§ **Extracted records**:
+-------+

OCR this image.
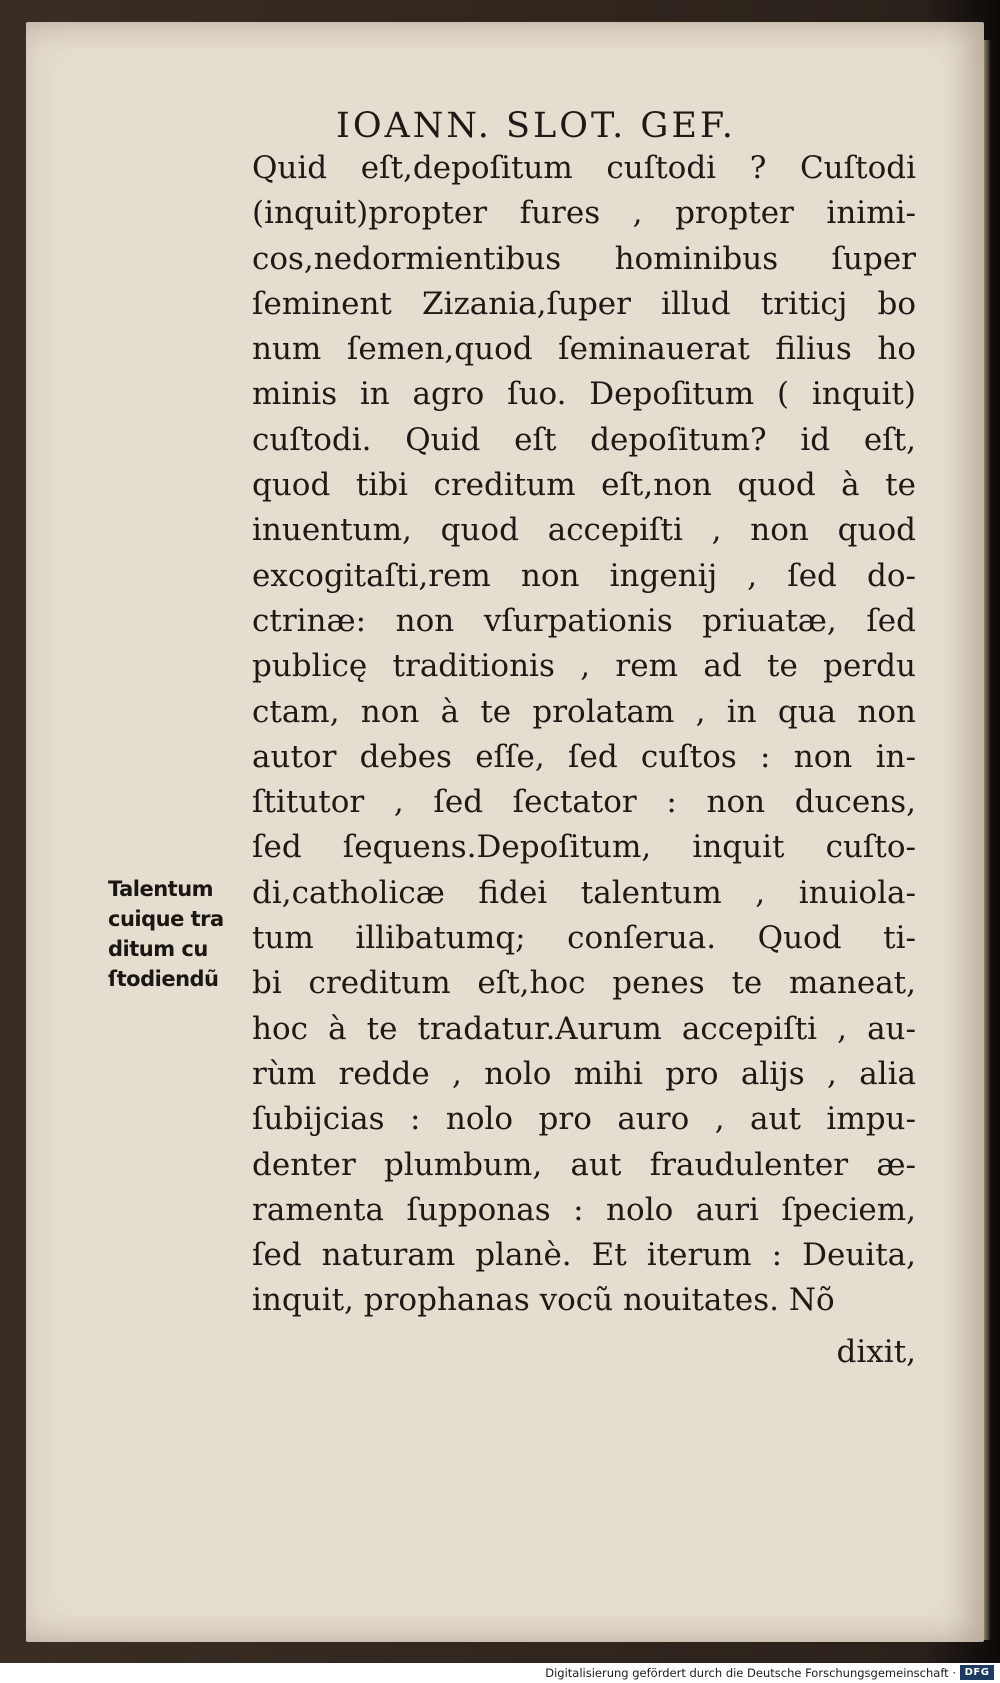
IOANN. SLOT. GEF.
Quid eſt,depoſitum cuſtodi ? Cuſtodi
(inquit)propter fures , propter inimi-
cos,nedormientibus hominibus ſuper
ſeminent Zizania,ſuper illud triticj bo
num ſemen,quod ſeminauerat filius ho
minis in agro ſuo. Depoſitum ( inquit)
cuſtodi. Quid eſt depoſitum? id eſt,
quod tibi creditum eſt,non quod à te
inuentum, quod accepiſti , non quod
excogitaſti,rem non ingenij , ſed do-
ctrinæ: non vſurpationis priuatæ, ſed
publicę traditionis , rem ad te perdu
ctam, non à te prolatam , in qua non
autor debes eſſe, ſed cuſtos : non in-
ſtitutor , ſed ſectator : non ducens,
ſed ſequens.Depoſitum, inquit cuſto-
di,catholicæ fidei talentum , inuiola-
tum illibatumq; conſerua. Quod ti-
bi creditum eſt,hoc penes te maneat,
hoc à te tradatur.Aurum accepiſti , au-
rùm redde , nolo mihi pro alijs , alia
ſubijcias : nolo pro auro , aut impu-
denter plumbum, aut fraudulenter æ-
ramenta ſupponas : nolo auri ſpeciem,
ſed naturam planè. Et iterum : Deuita,
inquit, prophanas vocũ nouitates. Nõ
dixit,
Talentum
cuique tra
ditum cu
ſtodiendũ
Digitalisierung gefördert durch die Deutsche Forschungsgemeinschaft · DFG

+-------+

§ **Task directions**:
Write out every line above exactly as it is, leaving out the pictures.

§ **Result of this task**:
OCR this image.
IOANN. SLOT. GEF.
Quid eſt,depoſitum cuſtodi ? Cuſtodi
(inquit)propter fures , propter inimi-
cos,nedormientibus hominibus ſuper
ſeminent Zizania,ſuper illud triticj bo
num ſemen,quod ſeminauerat filius ho
minis in agro ſuo. Depoſitum ( inquit)
cuſtodi. Quid eſt depoſitum? id eſt,
quod tibi creditum eſt,non quod à te
inuentum, quod accepiſti , non quod
excogitaſti,rem non ingenij , ſed do-
ctrinæ: non vſurpationis priuatæ, ſed
publicę traditionis , rem ad te perdu
ctam, non à te prolatam , in qua non
autor debes eſſe, ſed cuſtos : non in-
ſtitutor , ſed ſectator : non ducens,
ſed ſequens.Depoſitum, inquit cuſto-
di,catholicæ fidei talentum , inuiola-
tum illibatumq; conſerua. Quod ti-
bi creditum eſt,hoc penes te maneat,
hoc à te tradatur.Aurum accepiſti , au-
rùm redde , nolo mihi pro alijs , alia
ſubijcias : nolo pro auro , aut impu-
denter plumbum, aut fraudulenter æ-
ramenta ſupponas : nolo auri ſpeciem,
ſed naturam planè. Et iterum : Deuita,
inquit, prophanas vocũ nouitates. Nõ
dixit,
Talentum
cuique tra
ditum cu
ſtodiendũ
Digitalisierung gefördert durch die Deutsche Forschungsgemeinschaft · DFG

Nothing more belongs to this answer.